▶ [What you are asked to do] Reproduce the records below exactly, leaving out any pictures.

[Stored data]

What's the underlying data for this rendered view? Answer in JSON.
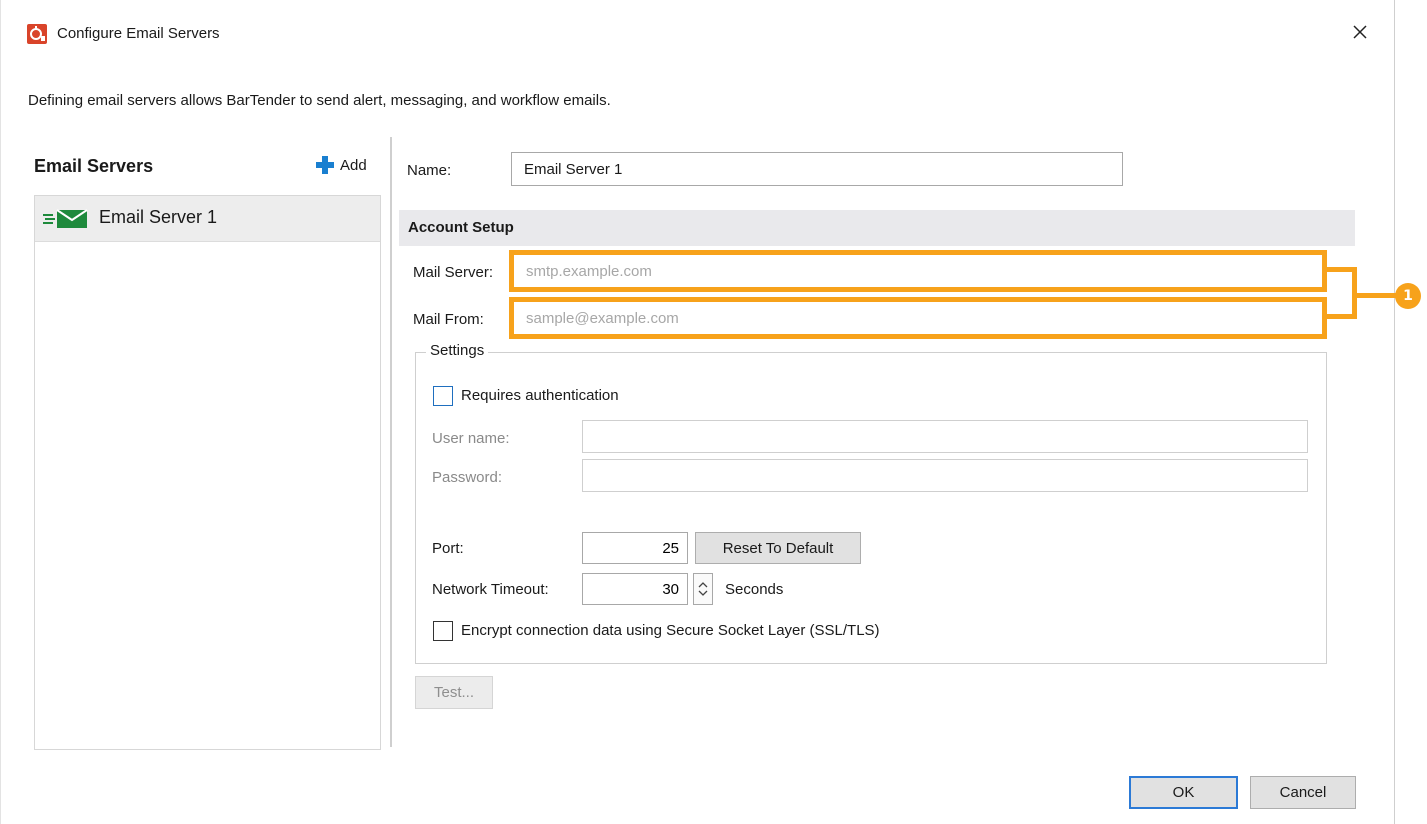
{
  "window": {
    "title": "Configure Email Servers",
    "description": "Defining email servers allows BarTender to send alert, messaging, and workflow emails."
  },
  "left_panel": {
    "heading": "Email Servers",
    "add_label": "Add",
    "servers": [
      {
        "label": "Email Server 1",
        "icon": "envelope-arrow-icon"
      }
    ]
  },
  "form": {
    "name_label": "Name:",
    "name_value": "Email Server 1",
    "section_title": "Account Setup",
    "mail_server_label": "Mail Server:",
    "mail_server_placeholder": "smtp.example.com",
    "mail_from_label": "Mail From:",
    "mail_from_placeholder": "sample@example.com"
  },
  "settings": {
    "legend": "Settings",
    "requires_auth_label": "Requires authentication",
    "requires_auth_checked": false,
    "username_label": "User name:",
    "password_label": "Password:",
    "port_label": "Port:",
    "port_value": "25",
    "reset_label": "Reset To Default",
    "timeout_label": "Network Timeout:",
    "timeout_value": "30",
    "timeout_unit": "Seconds",
    "ssl_label": "Encrypt connection data using Secure Socket Layer (SSL/TLS)",
    "ssl_checked": false
  },
  "buttons": {
    "test_label": "Test...",
    "ok_label": "OK",
    "cancel_label": "Cancel"
  },
  "callout": {
    "number": "1",
    "color": "#f7a21b"
  },
  "colors": {
    "accent_blue": "#1a7fd0",
    "app_icon_red": "#d9442a",
    "envelope_green": "#1e8a3c"
  }
}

▶ [Complete response]
What's the underlying data for this rendered view? Answer in JSON.
{
  "window": {
    "title": "Configure Email Servers",
    "description": "Defining email servers allows BarTender to send alert, messaging, and workflow emails."
  },
  "left_panel": {
    "heading": "Email Servers",
    "add_label": "Add",
    "servers": [
      {
        "label": "Email Server 1",
        "icon": "envelope-arrow-icon"
      }
    ]
  },
  "form": {
    "name_label": "Name:",
    "name_value": "Email Server 1",
    "section_title": "Account Setup",
    "mail_server_label": "Mail Server:",
    "mail_server_placeholder": "smtp.example.com",
    "mail_from_label": "Mail From:",
    "mail_from_placeholder": "sample@example.com"
  },
  "settings": {
    "legend": "Settings",
    "requires_auth_label": "Requires authentication",
    "requires_auth_checked": false,
    "username_label": "User name:",
    "password_label": "Password:",
    "port_label": "Port:",
    "port_value": "25",
    "reset_label": "Reset To Default",
    "timeout_label": "Network Timeout:",
    "timeout_value": "30",
    "timeout_unit": "Seconds",
    "ssl_label": "Encrypt connection data using Secure Socket Layer (SSL/TLS)",
    "ssl_checked": false
  },
  "buttons": {
    "test_label": "Test...",
    "ok_label": "OK",
    "cancel_label": "Cancel"
  },
  "callout": {
    "number": "1",
    "color": "#f7a21b"
  },
  "colors": {
    "accent_blue": "#1a7fd0",
    "app_icon_red": "#d9442a",
    "envelope_green": "#1e8a3c"
  }
}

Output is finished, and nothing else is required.